» Instructions for the task:
Go through the records underneath and write each one out again exactly.

» Supplied records:
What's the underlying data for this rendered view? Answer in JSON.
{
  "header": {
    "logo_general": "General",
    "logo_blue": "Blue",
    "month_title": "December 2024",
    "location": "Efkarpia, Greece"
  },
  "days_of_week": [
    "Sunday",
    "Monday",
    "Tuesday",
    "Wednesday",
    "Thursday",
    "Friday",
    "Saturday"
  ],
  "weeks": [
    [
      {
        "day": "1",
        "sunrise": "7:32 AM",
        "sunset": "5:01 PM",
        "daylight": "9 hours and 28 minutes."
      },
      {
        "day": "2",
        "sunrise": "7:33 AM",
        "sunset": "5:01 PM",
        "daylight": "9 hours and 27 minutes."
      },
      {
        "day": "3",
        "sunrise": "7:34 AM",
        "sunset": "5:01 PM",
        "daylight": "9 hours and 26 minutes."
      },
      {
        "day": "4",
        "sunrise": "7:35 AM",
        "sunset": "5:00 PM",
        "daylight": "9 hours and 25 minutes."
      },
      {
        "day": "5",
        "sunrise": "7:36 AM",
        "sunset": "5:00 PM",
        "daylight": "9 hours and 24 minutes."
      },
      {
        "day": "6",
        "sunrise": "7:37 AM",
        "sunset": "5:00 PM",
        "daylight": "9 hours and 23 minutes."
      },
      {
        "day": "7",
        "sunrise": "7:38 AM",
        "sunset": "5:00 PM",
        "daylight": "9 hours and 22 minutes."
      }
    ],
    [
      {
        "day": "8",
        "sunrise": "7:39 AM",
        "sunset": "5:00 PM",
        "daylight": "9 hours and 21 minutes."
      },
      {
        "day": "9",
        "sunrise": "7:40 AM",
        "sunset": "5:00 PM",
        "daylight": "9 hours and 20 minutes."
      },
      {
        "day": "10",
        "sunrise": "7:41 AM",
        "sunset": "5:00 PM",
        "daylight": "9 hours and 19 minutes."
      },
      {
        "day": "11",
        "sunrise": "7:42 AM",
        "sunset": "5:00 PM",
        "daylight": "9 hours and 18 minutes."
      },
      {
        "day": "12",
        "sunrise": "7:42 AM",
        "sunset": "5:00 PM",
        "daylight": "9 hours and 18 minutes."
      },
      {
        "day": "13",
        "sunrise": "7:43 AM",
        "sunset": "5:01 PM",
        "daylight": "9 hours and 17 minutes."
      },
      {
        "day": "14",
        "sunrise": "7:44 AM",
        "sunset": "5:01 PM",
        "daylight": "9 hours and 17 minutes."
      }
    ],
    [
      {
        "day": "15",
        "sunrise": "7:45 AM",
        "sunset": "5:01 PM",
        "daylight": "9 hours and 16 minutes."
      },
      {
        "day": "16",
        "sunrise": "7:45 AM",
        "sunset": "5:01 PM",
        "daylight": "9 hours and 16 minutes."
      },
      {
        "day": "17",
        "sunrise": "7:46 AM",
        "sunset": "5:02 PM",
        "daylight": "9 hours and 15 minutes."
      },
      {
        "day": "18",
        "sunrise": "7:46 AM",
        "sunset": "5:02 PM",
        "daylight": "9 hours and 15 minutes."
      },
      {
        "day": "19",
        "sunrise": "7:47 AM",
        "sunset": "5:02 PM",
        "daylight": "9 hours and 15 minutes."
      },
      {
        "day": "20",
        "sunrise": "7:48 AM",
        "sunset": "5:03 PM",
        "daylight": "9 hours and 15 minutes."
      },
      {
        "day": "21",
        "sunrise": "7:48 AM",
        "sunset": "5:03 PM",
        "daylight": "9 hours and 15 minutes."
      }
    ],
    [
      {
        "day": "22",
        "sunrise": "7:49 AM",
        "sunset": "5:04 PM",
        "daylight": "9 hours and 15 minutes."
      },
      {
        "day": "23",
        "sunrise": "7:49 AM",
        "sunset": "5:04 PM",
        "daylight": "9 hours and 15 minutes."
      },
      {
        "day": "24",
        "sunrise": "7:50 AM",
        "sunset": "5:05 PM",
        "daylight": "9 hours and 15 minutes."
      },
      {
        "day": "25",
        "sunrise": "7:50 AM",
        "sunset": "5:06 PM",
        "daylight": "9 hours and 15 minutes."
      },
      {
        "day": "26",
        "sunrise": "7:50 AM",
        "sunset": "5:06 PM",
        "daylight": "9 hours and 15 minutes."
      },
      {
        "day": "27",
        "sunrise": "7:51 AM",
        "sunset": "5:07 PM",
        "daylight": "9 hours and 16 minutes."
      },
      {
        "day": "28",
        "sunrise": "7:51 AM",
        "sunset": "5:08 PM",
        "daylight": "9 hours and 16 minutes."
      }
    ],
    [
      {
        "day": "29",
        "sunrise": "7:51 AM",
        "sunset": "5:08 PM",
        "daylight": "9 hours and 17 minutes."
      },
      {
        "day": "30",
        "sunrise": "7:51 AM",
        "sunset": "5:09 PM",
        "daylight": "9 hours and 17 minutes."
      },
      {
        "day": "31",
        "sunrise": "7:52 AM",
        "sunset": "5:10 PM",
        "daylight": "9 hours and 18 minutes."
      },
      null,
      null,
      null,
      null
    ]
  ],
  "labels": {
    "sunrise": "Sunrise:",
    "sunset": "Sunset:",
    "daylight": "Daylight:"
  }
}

» The reply:
What's the underlying data for this rendered view? Answer in JSON.
{
  "header": {
    "logo_general": "General",
    "logo_blue": "Blue",
    "month_title": "December 2024",
    "location": "Efkarpia, Greece"
  },
  "days_of_week": [
    "Sunday",
    "Monday",
    "Tuesday",
    "Wednesday",
    "Thursday",
    "Friday",
    "Saturday"
  ],
  "weeks": [
    [
      {
        "day": "1",
        "sunrise": "7:32 AM",
        "sunset": "5:01 PM",
        "daylight": "9 hours and 28 minutes."
      },
      {
        "day": "2",
        "sunrise": "7:33 AM",
        "sunset": "5:01 PM",
        "daylight": "9 hours and 27 minutes."
      },
      {
        "day": "3",
        "sunrise": "7:34 AM",
        "sunset": "5:01 PM",
        "daylight": "9 hours and 26 minutes."
      },
      {
        "day": "4",
        "sunrise": "7:35 AM",
        "sunset": "5:00 PM",
        "daylight": "9 hours and 25 minutes."
      },
      {
        "day": "5",
        "sunrise": "7:36 AM",
        "sunset": "5:00 PM",
        "daylight": "9 hours and 24 minutes."
      },
      {
        "day": "6",
        "sunrise": "7:37 AM",
        "sunset": "5:00 PM",
        "daylight": "9 hours and 23 minutes."
      },
      {
        "day": "7",
        "sunrise": "7:38 AM",
        "sunset": "5:00 PM",
        "daylight": "9 hours and 22 minutes."
      }
    ],
    [
      {
        "day": "8",
        "sunrise": "7:39 AM",
        "sunset": "5:00 PM",
        "daylight": "9 hours and 21 minutes."
      },
      {
        "day": "9",
        "sunrise": "7:40 AM",
        "sunset": "5:00 PM",
        "daylight": "9 hours and 20 minutes."
      },
      {
        "day": "10",
        "sunrise": "7:41 AM",
        "sunset": "5:00 PM",
        "daylight": "9 hours and 19 minutes."
      },
      {
        "day": "11",
        "sunrise": "7:42 AM",
        "sunset": "5:00 PM",
        "daylight": "9 hours and 18 minutes."
      },
      {
        "day": "12",
        "sunrise": "7:42 AM",
        "sunset": "5:00 PM",
        "daylight": "9 hours and 18 minutes."
      },
      {
        "day": "13",
        "sunrise": "7:43 AM",
        "sunset": "5:01 PM",
        "daylight": "9 hours and 17 minutes."
      },
      {
        "day": "14",
        "sunrise": "7:44 AM",
        "sunset": "5:01 PM",
        "daylight": "9 hours and 17 minutes."
      }
    ],
    [
      {
        "day": "15",
        "sunrise": "7:45 AM",
        "sunset": "5:01 PM",
        "daylight": "9 hours and 16 minutes."
      },
      {
        "day": "16",
        "sunrise": "7:45 AM",
        "sunset": "5:01 PM",
        "daylight": "9 hours and 16 minutes."
      },
      {
        "day": "17",
        "sunrise": "7:46 AM",
        "sunset": "5:02 PM",
        "daylight": "9 hours and 15 minutes."
      },
      {
        "day": "18",
        "sunrise": "7:46 AM",
        "sunset": "5:02 PM",
        "daylight": "9 hours and 15 minutes."
      },
      {
        "day": "19",
        "sunrise": "7:47 AM",
        "sunset": "5:02 PM",
        "daylight": "9 hours and 15 minutes."
      },
      {
        "day": "20",
        "sunrise": "7:48 AM",
        "sunset": "5:03 PM",
        "daylight": "9 hours and 15 minutes."
      },
      {
        "day": "21",
        "sunrise": "7:48 AM",
        "sunset": "5:03 PM",
        "daylight": "9 hours and 15 minutes."
      }
    ],
    [
      {
        "day": "22",
        "sunrise": "7:49 AM",
        "sunset": "5:04 PM",
        "daylight": "9 hours and 15 minutes."
      },
      {
        "day": "23",
        "sunrise": "7:49 AM",
        "sunset": "5:04 PM",
        "daylight": "9 hours and 15 minutes."
      },
      {
        "day": "24",
        "sunrise": "7:50 AM",
        "sunset": "5:05 PM",
        "daylight": "9 hours and 15 minutes."
      },
      {
        "day": "25",
        "sunrise": "7:50 AM",
        "sunset": "5:06 PM",
        "daylight": "9 hours and 15 minutes."
      },
      {
        "day": "26",
        "sunrise": "7:50 AM",
        "sunset": "5:06 PM",
        "daylight": "9 hours and 15 minutes."
      },
      {
        "day": "27",
        "sunrise": "7:51 AM",
        "sunset": "5:07 PM",
        "daylight": "9 hours and 16 minutes."
      },
      {
        "day": "28",
        "sunrise": "7:51 AM",
        "sunset": "5:08 PM",
        "daylight": "9 hours and 16 minutes."
      }
    ],
    [
      {
        "day": "29",
        "sunrise": "7:51 AM",
        "sunset": "5:08 PM",
        "daylight": "9 hours and 17 minutes."
      },
      {
        "day": "30",
        "sunrise": "7:51 AM",
        "sunset": "5:09 PM",
        "daylight": "9 hours and 17 minutes."
      },
      {
        "day": "31",
        "sunrise": "7:52 AM",
        "sunset": "5:10 PM",
        "daylight": "9 hours and 18 minutes."
      },
      null,
      null,
      null,
      null
    ]
  ],
  "labels": {
    "sunrise": "Sunrise:",
    "sunset": "Sunset:",
    "daylight": "Daylight:"
  }
}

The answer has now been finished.